TO DO: Find the lines that hold the word "Remember" and return them.

MATERIAL TO PROCESS:
## begin

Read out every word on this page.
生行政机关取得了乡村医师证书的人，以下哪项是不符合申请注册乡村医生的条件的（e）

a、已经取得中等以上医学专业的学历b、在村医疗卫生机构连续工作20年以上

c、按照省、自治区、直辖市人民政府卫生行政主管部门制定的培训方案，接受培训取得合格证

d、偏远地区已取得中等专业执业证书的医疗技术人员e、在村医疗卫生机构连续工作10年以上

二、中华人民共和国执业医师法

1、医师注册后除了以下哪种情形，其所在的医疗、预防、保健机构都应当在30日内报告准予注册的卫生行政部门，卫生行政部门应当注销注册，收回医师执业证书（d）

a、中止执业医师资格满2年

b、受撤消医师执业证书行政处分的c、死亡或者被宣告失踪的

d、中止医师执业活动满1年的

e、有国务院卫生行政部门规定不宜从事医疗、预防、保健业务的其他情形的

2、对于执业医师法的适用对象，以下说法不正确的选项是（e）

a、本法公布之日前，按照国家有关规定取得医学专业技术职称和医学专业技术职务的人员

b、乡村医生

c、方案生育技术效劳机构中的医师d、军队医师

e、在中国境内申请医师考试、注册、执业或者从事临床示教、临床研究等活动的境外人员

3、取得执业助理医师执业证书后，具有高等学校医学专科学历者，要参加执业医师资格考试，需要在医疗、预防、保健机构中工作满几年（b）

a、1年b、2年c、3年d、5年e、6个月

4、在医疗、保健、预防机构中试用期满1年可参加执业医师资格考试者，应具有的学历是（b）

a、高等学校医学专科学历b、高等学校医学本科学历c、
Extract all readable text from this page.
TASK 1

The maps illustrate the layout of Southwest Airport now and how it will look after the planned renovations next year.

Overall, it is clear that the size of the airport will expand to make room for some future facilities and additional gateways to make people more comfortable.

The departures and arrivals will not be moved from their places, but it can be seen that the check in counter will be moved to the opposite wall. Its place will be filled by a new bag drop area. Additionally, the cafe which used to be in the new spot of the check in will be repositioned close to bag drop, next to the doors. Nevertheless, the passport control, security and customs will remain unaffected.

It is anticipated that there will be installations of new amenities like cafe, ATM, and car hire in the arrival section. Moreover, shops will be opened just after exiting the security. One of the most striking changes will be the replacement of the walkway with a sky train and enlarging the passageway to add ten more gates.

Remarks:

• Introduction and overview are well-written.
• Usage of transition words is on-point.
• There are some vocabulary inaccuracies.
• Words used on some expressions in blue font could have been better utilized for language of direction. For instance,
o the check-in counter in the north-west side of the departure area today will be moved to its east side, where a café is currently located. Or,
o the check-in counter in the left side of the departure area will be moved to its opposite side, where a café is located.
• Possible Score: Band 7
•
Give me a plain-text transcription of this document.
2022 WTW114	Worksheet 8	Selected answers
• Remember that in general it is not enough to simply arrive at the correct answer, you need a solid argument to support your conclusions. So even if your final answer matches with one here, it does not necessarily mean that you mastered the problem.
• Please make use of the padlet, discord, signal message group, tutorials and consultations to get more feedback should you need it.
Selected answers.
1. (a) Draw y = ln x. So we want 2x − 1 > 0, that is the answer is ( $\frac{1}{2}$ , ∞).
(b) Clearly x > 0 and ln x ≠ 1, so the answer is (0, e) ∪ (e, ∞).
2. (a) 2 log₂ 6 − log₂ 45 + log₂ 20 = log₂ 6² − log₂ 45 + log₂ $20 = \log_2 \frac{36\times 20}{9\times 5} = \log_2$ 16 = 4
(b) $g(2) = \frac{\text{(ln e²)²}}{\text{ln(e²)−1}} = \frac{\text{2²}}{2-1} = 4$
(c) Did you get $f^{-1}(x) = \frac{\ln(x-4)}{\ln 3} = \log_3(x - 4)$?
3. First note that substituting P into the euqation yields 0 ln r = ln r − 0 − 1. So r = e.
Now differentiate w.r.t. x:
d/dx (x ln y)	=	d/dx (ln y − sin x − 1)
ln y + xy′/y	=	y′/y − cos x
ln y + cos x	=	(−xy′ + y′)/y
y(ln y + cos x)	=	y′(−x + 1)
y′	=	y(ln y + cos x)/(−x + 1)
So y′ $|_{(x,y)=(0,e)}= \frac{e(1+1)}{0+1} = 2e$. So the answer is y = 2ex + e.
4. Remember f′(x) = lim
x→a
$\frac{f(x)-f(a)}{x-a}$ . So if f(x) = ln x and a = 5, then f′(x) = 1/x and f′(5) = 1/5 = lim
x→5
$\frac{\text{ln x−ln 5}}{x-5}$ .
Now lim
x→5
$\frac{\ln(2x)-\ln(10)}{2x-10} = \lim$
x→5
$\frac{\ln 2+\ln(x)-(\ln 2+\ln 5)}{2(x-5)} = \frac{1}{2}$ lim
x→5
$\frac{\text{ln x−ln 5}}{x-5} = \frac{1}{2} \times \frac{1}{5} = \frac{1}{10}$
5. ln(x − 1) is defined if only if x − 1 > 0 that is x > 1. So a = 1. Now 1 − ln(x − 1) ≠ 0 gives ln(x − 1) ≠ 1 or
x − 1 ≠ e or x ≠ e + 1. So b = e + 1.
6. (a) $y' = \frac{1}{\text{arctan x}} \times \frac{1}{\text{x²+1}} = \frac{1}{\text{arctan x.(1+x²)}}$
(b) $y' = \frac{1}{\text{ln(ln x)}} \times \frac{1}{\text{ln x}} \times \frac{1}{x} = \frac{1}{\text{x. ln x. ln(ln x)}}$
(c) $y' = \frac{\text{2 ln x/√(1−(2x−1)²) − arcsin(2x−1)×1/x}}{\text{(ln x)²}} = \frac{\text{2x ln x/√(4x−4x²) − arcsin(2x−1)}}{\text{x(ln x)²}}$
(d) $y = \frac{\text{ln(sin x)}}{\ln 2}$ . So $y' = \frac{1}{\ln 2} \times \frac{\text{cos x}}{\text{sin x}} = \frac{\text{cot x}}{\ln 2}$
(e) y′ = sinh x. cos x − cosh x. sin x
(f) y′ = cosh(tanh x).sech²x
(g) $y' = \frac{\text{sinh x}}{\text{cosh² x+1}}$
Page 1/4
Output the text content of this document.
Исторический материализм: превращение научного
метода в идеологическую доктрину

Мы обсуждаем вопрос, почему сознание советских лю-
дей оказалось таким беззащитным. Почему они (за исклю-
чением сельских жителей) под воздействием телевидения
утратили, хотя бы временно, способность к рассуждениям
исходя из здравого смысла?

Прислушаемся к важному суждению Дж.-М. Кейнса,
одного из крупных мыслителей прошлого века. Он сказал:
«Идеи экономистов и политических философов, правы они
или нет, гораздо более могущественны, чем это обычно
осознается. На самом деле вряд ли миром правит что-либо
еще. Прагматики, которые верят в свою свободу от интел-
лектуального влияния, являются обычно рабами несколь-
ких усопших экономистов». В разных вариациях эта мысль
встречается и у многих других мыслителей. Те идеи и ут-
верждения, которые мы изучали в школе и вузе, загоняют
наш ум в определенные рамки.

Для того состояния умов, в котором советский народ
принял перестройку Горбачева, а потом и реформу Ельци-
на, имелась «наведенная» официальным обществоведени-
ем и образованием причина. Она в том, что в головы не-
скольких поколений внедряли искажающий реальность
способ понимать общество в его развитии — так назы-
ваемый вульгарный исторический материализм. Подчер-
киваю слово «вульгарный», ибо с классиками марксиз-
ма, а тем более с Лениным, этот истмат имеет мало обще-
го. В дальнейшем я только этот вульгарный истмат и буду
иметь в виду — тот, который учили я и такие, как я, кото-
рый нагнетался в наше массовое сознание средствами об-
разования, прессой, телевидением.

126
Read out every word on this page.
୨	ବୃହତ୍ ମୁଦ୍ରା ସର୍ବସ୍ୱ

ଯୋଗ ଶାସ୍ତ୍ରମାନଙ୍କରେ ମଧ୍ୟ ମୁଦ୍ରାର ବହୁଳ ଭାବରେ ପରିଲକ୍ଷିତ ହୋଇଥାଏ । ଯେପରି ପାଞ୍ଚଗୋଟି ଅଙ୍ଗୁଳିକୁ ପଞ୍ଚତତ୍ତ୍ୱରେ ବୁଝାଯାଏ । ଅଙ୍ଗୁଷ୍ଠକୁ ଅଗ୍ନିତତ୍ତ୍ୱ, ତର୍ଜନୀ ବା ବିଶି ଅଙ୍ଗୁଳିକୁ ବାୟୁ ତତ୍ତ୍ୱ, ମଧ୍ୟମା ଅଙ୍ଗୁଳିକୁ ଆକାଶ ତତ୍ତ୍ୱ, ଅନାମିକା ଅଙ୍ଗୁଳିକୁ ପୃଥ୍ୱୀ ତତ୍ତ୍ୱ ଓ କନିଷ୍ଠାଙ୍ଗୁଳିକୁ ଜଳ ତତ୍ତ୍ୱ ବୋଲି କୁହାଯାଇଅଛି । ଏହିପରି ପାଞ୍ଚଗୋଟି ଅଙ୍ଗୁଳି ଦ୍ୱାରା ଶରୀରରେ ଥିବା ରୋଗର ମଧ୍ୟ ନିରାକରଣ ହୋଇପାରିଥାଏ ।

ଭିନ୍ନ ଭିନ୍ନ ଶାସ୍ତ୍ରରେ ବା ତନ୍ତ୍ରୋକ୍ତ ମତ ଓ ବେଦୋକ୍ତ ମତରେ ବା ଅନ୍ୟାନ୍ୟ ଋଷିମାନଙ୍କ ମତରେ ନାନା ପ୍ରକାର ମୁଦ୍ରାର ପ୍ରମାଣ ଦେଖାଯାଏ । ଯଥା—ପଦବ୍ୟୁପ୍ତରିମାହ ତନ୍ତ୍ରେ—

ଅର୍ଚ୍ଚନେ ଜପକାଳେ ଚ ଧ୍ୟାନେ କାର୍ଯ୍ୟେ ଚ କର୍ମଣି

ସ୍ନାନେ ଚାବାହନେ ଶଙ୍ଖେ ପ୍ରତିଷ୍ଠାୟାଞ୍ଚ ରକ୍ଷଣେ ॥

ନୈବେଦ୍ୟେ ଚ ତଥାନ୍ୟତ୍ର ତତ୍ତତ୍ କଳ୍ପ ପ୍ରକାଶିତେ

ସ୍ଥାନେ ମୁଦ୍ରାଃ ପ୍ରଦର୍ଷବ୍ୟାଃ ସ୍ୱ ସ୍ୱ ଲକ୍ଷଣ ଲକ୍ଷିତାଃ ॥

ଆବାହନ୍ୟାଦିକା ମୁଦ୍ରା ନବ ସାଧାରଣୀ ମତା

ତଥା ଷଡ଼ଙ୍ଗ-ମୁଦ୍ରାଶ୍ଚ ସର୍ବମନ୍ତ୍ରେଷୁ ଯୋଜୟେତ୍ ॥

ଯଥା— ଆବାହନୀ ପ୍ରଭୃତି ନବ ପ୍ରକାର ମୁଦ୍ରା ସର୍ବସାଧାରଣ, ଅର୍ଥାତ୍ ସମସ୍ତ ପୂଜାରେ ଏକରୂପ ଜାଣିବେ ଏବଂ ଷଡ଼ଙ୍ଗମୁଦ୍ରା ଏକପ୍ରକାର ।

## end

TASK SOLUTION:
• Remember that in general it is not enough to simply arrive at the correct answer, you need a solid argument to support your conclusions. So even if your final answer matches with one here, it does not necessarily mean that you mastered the problem.
4. Remember f′(x) = lim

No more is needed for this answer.